--- start of Data listing ---
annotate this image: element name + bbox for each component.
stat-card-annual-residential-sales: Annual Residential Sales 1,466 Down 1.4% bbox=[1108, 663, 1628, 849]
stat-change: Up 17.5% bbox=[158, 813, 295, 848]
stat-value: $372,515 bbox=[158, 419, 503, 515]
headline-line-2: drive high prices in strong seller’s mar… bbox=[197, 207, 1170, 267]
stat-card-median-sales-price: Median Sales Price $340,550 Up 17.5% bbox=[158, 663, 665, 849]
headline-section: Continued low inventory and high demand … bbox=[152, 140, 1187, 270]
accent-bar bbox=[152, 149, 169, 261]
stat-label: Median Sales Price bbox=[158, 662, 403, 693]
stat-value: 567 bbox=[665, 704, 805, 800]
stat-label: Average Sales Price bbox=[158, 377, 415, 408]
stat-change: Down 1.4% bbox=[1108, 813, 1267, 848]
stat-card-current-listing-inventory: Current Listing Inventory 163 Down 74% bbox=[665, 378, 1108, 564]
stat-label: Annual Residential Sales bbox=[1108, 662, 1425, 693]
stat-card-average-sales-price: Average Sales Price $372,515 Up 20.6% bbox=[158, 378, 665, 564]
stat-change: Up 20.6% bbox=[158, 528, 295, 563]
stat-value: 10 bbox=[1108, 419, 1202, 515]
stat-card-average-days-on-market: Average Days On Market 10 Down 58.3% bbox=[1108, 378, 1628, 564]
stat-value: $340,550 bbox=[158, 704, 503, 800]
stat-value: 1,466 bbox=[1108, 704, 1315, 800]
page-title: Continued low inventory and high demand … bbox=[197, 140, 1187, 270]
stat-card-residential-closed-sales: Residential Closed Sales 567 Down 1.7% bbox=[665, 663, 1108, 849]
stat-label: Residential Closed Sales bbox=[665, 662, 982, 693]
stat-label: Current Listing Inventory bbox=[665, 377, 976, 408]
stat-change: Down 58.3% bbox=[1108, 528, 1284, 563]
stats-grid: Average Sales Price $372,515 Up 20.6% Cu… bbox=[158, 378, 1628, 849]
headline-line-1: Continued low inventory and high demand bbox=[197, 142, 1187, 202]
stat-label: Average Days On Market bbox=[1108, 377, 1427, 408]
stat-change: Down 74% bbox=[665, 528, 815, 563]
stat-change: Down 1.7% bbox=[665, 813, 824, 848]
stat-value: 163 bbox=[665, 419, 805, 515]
--- end of Data listing ---
Return every line of the material above unchanged, character for character, from the first line to the last.

annotate this image: element name + bbox for each component.
stat-card-annual-residential-sales: Annual Residential Sales 1,466 Down 1.4% bbox=[1108, 663, 1628, 849]
stat-change: Up 17.5% bbox=[158, 813, 295, 848]
stat-value: $372,515 bbox=[158, 419, 503, 515]
headline-line-2: drive high prices in strong seller’s mar… bbox=[197, 207, 1170, 267]
stat-card-median-sales-price: Median Sales Price $340,550 Up 17.5% bbox=[158, 663, 665, 849]
headline-section: Continued low inventory and high demand … bbox=[152, 140, 1187, 270]
accent-bar bbox=[152, 149, 169, 261]
stat-label: Median Sales Price bbox=[158, 662, 403, 693]
stat-value: 567 bbox=[665, 704, 805, 800]
stat-label: Average Sales Price bbox=[158, 377, 415, 408]
stat-change: Down 1.4% bbox=[1108, 813, 1267, 848]
stat-card-current-listing-inventory: Current Listing Inventory 163 Down 74% bbox=[665, 378, 1108, 564]
stat-label: Annual Residential Sales bbox=[1108, 662, 1425, 693]
stat-card-average-sales-price: Average Sales Price $372,515 Up 20.6% bbox=[158, 378, 665, 564]
stat-change: Up 20.6% bbox=[158, 528, 295, 563]
stat-value: 10 bbox=[1108, 419, 1202, 515]
stat-card-average-days-on-market: Average Days On Market 10 Down 58.3% bbox=[1108, 378, 1628, 564]
stat-value: $340,550 bbox=[158, 704, 503, 800]
stat-value: 1,466 bbox=[1108, 704, 1315, 800]
page-title: Continued low inventory and high demand … bbox=[197, 140, 1187, 270]
stat-card-residential-closed-sales: Residential Closed Sales 567 Down 1.7% bbox=[665, 663, 1108, 849]
stat-label: Residential Closed Sales bbox=[665, 662, 982, 693]
stat-label: Current Listing Inventory bbox=[665, 377, 976, 408]
stat-change: Down 58.3% bbox=[1108, 528, 1284, 563]
stats-grid: Average Sales Price $372,515 Up 20.6% Cu… bbox=[158, 378, 1628, 849]
headline-line-1: Continued low inventory and high demand bbox=[197, 142, 1187, 202]
stat-label: Average Days On Market bbox=[1108, 377, 1427, 408]
stat-change: Down 74% bbox=[665, 528, 815, 563]
stat-change: Down 1.7% bbox=[665, 813, 824, 848]
stat-value: 163 bbox=[665, 419, 805, 515]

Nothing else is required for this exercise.